§ EXERCISE REQUIREMENTS
Pick out and copy every line below that has the word "title".

§ RECORD EXCERPTS
──────

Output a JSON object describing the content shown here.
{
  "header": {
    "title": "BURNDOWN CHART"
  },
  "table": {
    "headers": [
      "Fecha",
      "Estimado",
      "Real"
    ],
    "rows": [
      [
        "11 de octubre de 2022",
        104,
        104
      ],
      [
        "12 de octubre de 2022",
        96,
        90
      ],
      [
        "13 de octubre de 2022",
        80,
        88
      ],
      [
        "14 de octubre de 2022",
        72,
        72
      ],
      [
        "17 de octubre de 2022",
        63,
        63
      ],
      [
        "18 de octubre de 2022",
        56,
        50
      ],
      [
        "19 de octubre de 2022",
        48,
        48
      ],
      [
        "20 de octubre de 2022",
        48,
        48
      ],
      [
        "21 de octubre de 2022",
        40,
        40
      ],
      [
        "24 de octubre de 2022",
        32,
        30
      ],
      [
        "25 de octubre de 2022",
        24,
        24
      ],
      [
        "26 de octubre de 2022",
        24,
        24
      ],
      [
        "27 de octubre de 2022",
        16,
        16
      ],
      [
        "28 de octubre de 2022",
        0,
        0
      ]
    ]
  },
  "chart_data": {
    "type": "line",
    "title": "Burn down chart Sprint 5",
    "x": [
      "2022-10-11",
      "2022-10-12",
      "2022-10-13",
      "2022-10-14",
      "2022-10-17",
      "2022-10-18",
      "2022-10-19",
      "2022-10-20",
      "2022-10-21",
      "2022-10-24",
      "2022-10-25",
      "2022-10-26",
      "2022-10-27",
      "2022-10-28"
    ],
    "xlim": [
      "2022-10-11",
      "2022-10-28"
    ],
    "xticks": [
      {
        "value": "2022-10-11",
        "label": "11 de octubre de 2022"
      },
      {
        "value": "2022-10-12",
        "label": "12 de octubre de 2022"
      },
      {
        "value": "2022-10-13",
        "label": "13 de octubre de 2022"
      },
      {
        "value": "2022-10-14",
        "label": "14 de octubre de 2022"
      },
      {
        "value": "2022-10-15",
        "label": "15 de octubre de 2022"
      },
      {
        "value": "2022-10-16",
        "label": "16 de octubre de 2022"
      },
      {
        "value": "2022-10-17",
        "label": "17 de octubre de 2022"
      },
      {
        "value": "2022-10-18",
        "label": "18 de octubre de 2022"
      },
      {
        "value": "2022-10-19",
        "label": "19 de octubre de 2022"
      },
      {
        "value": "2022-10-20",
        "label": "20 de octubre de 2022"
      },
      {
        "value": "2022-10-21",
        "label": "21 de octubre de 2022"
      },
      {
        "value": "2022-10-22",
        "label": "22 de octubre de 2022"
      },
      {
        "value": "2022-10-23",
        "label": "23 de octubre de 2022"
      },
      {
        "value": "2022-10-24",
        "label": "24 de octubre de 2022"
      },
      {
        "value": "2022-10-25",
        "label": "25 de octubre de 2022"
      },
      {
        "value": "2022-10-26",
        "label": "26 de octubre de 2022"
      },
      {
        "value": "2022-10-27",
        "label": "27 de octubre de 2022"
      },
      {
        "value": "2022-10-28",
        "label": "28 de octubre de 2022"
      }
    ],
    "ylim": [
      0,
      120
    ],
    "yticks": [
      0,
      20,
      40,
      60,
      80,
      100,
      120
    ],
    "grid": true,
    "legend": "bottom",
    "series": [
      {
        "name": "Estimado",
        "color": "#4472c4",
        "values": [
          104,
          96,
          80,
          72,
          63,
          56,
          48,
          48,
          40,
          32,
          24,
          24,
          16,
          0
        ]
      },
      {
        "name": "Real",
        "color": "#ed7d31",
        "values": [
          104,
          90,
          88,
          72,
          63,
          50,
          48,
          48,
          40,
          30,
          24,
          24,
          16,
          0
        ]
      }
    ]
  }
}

──────

§ EXERCISE OUTPUT
    "title": "BURNDOWN CHART"
    "title": "Burn down chart Sprint 5",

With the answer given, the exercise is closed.